**WORK TO COMPLETE**
Extract, from the listing that follows, each line containing the word "marker".

▽

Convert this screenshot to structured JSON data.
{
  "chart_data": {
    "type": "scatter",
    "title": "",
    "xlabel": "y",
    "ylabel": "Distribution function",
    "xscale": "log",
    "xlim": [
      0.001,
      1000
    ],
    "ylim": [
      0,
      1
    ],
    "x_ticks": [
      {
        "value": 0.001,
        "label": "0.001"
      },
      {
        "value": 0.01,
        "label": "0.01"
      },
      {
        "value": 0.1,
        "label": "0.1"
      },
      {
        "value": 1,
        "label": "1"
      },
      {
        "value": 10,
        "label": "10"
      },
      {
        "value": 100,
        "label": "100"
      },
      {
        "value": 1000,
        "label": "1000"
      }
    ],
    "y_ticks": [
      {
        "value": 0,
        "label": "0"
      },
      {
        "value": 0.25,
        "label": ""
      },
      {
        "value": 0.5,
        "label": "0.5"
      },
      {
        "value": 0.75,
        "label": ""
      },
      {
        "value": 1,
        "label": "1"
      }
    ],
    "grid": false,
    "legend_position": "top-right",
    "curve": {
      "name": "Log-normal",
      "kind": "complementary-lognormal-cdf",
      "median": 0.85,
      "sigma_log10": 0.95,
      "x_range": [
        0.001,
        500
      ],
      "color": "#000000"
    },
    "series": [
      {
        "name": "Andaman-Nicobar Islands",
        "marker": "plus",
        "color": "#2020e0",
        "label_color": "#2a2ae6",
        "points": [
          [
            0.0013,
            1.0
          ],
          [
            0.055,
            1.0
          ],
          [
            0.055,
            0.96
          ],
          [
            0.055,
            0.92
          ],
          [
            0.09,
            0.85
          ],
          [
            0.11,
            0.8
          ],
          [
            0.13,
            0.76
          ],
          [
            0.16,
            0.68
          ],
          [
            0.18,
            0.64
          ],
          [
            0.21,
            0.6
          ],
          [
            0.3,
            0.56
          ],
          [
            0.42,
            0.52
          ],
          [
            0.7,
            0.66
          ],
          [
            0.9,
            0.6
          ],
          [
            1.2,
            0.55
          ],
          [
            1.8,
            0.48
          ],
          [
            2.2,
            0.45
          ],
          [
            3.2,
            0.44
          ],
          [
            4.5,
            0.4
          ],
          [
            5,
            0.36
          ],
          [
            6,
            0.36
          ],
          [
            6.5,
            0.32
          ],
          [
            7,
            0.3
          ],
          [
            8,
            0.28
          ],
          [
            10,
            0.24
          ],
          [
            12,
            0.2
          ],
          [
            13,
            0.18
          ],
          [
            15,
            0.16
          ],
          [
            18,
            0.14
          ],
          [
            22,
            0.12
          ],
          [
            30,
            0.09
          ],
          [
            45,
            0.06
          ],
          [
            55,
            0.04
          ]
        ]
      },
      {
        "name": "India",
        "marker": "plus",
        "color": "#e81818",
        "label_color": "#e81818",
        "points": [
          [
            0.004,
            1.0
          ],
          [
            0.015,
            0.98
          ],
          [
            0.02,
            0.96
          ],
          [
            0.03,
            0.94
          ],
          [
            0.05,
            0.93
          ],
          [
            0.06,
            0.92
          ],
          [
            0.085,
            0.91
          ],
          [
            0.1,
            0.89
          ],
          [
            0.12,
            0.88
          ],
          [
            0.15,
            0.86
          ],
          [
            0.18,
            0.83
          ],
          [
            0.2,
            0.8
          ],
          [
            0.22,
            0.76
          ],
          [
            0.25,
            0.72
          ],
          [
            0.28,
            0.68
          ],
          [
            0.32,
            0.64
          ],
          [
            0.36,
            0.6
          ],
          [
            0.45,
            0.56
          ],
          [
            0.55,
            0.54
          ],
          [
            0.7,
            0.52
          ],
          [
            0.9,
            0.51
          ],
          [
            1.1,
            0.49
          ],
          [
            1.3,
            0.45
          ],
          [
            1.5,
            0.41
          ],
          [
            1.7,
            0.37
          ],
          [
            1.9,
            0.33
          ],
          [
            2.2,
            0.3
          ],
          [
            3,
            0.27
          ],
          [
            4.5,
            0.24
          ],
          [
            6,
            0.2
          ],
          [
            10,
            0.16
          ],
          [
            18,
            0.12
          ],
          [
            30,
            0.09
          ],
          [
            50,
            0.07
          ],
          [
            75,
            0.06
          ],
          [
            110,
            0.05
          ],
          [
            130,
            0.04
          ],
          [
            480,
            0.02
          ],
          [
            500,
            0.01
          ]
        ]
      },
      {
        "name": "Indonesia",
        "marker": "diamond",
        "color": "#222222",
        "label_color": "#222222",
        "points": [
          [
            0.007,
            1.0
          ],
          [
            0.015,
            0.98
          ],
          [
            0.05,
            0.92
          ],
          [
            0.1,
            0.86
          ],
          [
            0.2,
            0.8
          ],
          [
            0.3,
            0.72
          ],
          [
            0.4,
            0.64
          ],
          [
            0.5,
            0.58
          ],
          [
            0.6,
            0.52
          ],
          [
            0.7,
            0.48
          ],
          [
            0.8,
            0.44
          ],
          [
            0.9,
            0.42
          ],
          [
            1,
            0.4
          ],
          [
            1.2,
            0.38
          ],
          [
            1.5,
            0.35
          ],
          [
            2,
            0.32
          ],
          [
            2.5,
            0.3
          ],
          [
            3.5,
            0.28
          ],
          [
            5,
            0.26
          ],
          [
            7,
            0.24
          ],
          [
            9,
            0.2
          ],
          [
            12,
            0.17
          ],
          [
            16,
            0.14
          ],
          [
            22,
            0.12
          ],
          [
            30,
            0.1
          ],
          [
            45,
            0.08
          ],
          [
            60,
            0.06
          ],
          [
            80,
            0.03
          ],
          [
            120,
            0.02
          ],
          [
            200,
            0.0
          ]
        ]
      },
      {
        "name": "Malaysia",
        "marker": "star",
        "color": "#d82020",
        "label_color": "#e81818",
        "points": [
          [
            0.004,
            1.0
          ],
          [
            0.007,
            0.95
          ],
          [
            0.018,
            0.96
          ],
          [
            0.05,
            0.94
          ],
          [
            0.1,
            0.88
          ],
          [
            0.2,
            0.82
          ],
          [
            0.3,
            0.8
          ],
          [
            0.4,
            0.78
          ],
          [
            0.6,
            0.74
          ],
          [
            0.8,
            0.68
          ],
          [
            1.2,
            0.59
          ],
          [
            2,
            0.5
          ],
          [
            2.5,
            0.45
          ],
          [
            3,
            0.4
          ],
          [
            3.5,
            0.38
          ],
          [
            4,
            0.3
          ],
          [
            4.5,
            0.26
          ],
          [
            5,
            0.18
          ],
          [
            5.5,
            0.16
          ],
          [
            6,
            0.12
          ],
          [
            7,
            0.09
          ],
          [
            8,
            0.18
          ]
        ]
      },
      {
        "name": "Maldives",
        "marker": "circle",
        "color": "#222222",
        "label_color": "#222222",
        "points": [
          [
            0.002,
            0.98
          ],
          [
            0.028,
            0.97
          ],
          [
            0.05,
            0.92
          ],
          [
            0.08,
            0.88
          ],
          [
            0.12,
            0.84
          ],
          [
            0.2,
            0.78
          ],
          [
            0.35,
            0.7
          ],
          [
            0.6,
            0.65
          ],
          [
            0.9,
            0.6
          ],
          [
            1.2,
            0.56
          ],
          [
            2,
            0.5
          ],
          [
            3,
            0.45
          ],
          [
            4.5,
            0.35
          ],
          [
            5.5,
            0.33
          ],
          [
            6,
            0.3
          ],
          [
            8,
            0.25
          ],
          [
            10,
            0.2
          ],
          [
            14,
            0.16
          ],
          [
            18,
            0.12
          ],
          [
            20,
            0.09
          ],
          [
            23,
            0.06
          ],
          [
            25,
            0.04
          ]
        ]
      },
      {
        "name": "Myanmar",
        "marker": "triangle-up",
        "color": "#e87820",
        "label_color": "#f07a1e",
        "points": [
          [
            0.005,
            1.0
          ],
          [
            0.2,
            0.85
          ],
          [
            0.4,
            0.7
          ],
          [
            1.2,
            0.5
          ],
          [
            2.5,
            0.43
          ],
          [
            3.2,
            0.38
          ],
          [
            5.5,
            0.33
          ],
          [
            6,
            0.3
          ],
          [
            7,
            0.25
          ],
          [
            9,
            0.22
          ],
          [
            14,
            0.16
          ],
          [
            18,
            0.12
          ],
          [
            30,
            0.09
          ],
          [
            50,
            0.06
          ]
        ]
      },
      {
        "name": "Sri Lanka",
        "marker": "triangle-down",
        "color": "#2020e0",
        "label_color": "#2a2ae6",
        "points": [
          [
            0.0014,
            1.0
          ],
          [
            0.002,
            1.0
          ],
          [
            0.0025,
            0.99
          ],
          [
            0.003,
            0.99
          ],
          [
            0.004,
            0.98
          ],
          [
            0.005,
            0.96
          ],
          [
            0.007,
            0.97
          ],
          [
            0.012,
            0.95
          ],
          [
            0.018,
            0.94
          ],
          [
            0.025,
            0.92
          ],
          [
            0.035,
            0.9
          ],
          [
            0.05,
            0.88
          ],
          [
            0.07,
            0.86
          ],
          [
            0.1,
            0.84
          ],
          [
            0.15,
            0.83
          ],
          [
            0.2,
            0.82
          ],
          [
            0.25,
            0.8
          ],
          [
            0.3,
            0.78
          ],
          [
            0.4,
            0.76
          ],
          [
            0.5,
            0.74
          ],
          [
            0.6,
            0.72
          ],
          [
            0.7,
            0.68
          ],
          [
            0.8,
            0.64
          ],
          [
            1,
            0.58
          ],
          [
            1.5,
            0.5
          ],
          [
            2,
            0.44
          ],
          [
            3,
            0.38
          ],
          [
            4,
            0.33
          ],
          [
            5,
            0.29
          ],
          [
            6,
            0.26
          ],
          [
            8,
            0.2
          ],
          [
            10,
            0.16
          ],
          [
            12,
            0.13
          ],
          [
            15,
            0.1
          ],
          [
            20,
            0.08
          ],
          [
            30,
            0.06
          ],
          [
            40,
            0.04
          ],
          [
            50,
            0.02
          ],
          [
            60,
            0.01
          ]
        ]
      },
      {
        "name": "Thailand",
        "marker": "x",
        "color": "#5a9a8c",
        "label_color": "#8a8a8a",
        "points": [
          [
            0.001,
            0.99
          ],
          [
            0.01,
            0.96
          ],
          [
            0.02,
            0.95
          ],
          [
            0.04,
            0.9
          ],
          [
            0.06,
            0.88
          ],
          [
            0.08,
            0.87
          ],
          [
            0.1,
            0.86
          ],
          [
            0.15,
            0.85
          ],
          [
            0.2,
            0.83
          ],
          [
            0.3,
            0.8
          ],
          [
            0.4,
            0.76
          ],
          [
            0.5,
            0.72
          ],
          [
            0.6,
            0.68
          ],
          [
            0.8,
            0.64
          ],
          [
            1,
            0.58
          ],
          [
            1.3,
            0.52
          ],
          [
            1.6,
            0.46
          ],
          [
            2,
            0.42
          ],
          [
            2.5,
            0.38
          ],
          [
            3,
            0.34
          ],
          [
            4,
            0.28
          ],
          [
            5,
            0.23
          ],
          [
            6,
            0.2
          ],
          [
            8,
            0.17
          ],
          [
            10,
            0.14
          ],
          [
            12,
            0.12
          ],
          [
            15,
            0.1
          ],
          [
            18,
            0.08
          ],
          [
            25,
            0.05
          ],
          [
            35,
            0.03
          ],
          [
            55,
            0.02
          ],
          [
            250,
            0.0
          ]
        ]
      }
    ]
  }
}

△

**EXERCISE ANSWER**
        "marker": "plus",
        "marker": "plus",
        "marker": "diamond",
        "marker": "star",
        "marker": "circle",
        "marker": "triangle-up",
        "marker": "triangle-down",
        "marker": "x",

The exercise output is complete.